- **Given exercise**: Extract the whole listing as it stands. Do not include the pictures.

- **Raw records**:
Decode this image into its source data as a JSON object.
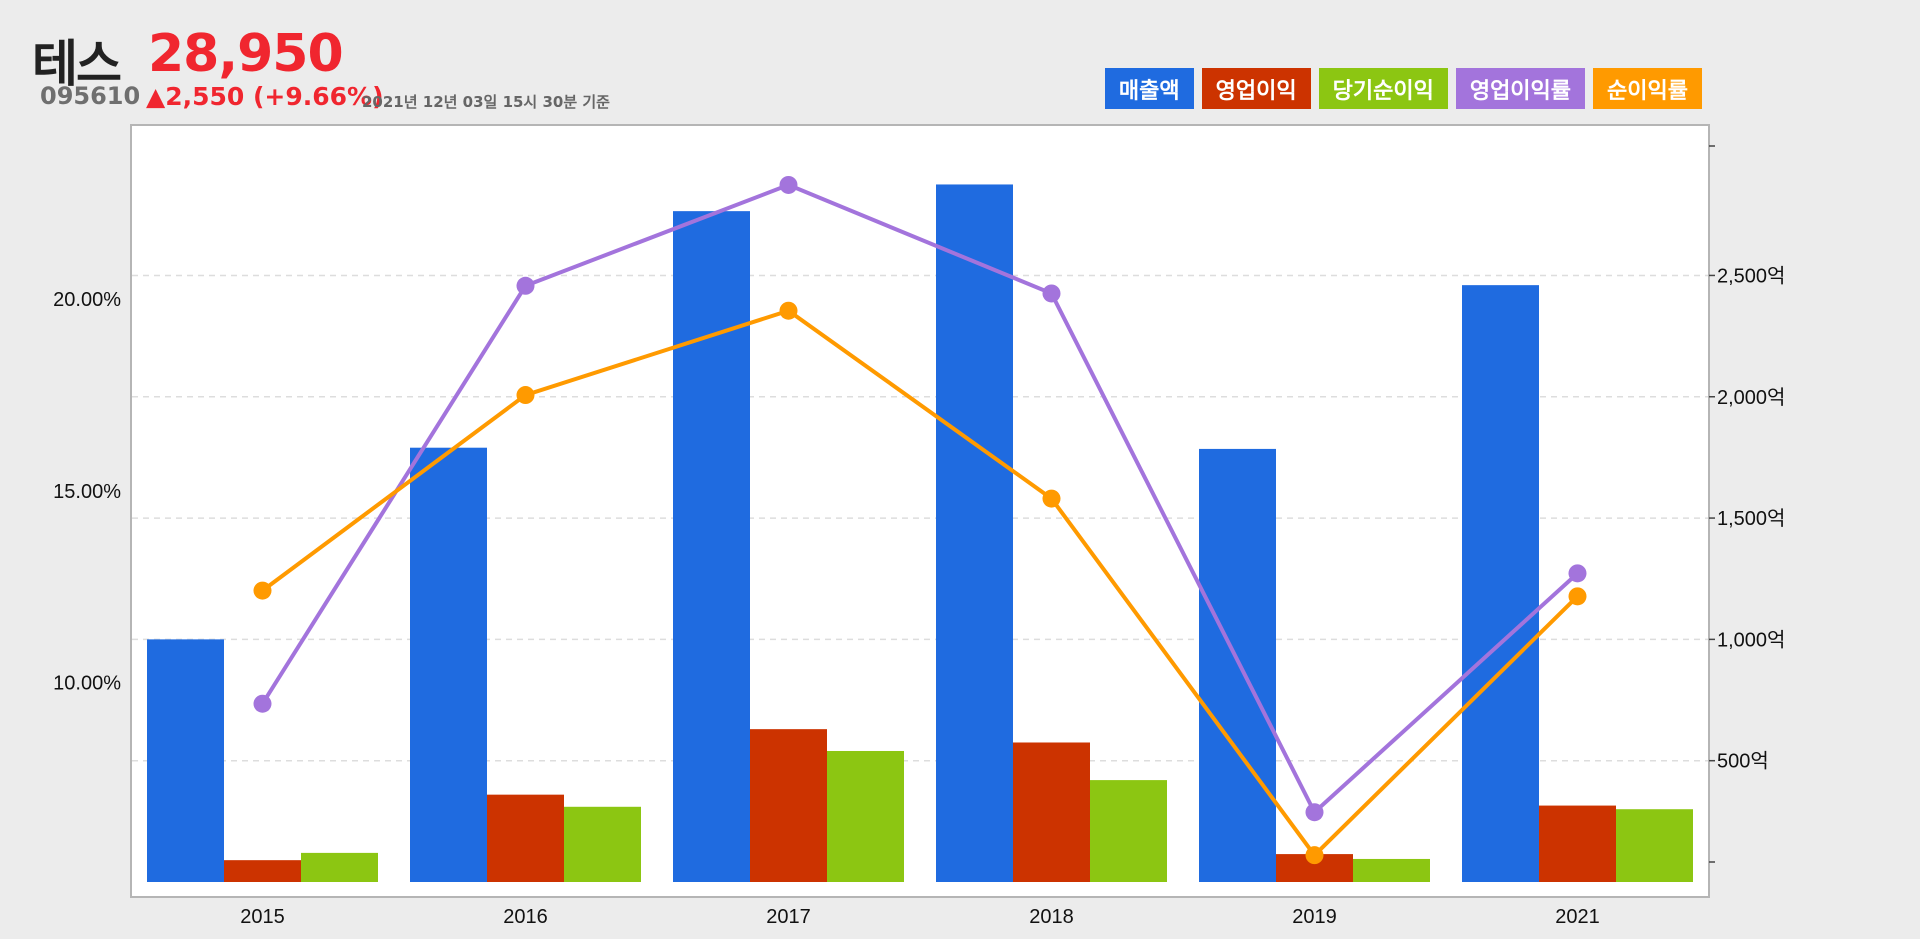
{
  "stock": {
    "name": "테스",
    "price": "28,950",
    "code": "095610",
    "change": "▲2,550 (+9.66%)",
    "as_of": "2021년 12년 03일 15시 30분 기준"
  },
  "chart_data": {
    "type": "bar",
    "title": "",
    "categories": [
      "2015",
      "2016",
      "2017",
      "2018",
      "2019",
      "2021"
    ],
    "series": [
      {
        "name": "매출액",
        "kind": "bar",
        "axis": "right",
        "color": "#1f6be0",
        "values": [
          1000,
          1790,
          2765,
          2875,
          1785,
          2460
        ]
      },
      {
        "name": "영업이익",
        "kind": "bar",
        "axis": "right",
        "color": "#cc3300",
        "values": [
          90,
          360,
          630,
          575,
          115,
          315
        ]
      },
      {
        "name": "당기순이익",
        "kind": "bar",
        "axis": "right",
        "color": "#8cc612",
        "values": [
          120,
          310,
          540,
          420,
          95,
          300
        ]
      },
      {
        "name": "영업이익률",
        "kind": "line",
        "axis": "left",
        "color": "#a374dc",
        "values": [
          9.45,
          20.35,
          22.98,
          20.15,
          6.62,
          12.85
        ]
      },
      {
        "name": "순이익률",
        "kind": "line",
        "axis": "left",
        "color": "#ff9a00",
        "values": [
          12.4,
          17.5,
          19.7,
          14.8,
          5.5,
          12.25
        ]
      }
    ],
    "left_axis": {
      "ticks": [
        "10.00%",
        "15.00%",
        "20.00%"
      ],
      "tick_values": [
        10,
        15,
        20
      ],
      "range": [
        4.8,
        24.1
      ]
    },
    "right_axis": {
      "ticks": [
        "500억",
        "1,000억",
        "1,500억",
        "2,000억",
        "2,500억"
      ],
      "tick_values": [
        500,
        1000,
        1500,
        2000,
        2500
      ],
      "range": [
        0,
        3050
      ]
    },
    "grid": true,
    "legend_position": "top-right"
  }
}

- **Worked solution**:
Decode this image into its source data as a JSON object.
{
  "stock": {
    "name": "테스",
    "price": "28,950",
    "code": "095610",
    "change": "▲2,550 (+9.66%)",
    "as_of": "2021년 12년 03일 15시 30분 기준"
  },
  "chart_data": {
    "type": "bar",
    "title": "",
    "categories": [
      "2015",
      "2016",
      "2017",
      "2018",
      "2019",
      "2021"
    ],
    "series": [
      {
        "name": "매출액",
        "kind": "bar",
        "axis": "right",
        "color": "#1f6be0",
        "values": [
          1000,
          1790,
          2765,
          2875,
          1785,
          2460
        ]
      },
      {
        "name": "영업이익",
        "kind": "bar",
        "axis": "right",
        "color": "#cc3300",
        "values": [
          90,
          360,
          630,
          575,
          115,
          315
        ]
      },
      {
        "name": "당기순이익",
        "kind": "bar",
        "axis": "right",
        "color": "#8cc612",
        "values": [
          120,
          310,
          540,
          420,
          95,
          300
        ]
      },
      {
        "name": "영업이익률",
        "kind": "line",
        "axis": "left",
        "color": "#a374dc",
        "values": [
          9.45,
          20.35,
          22.98,
          20.15,
          6.62,
          12.85
        ]
      },
      {
        "name": "순이익률",
        "kind": "line",
        "axis": "left",
        "color": "#ff9a00",
        "values": [
          12.4,
          17.5,
          19.7,
          14.8,
          5.5,
          12.25
        ]
      }
    ],
    "left_axis": {
      "ticks": [
        "10.00%",
        "15.00%",
        "20.00%"
      ],
      "tick_values": [
        10,
        15,
        20
      ],
      "range": [
        4.8,
        24.1
      ]
    },
    "right_axis": {
      "ticks": [
        "500억",
        "1,000억",
        "1,500억",
        "2,000억",
        "2,500억"
      ],
      "tick_values": [
        500,
        1000,
        1500,
        2000,
        2500
      ],
      "range": [
        0,
        3050
      ]
    },
    "grid": true,
    "legend_position": "top-right"
  }
}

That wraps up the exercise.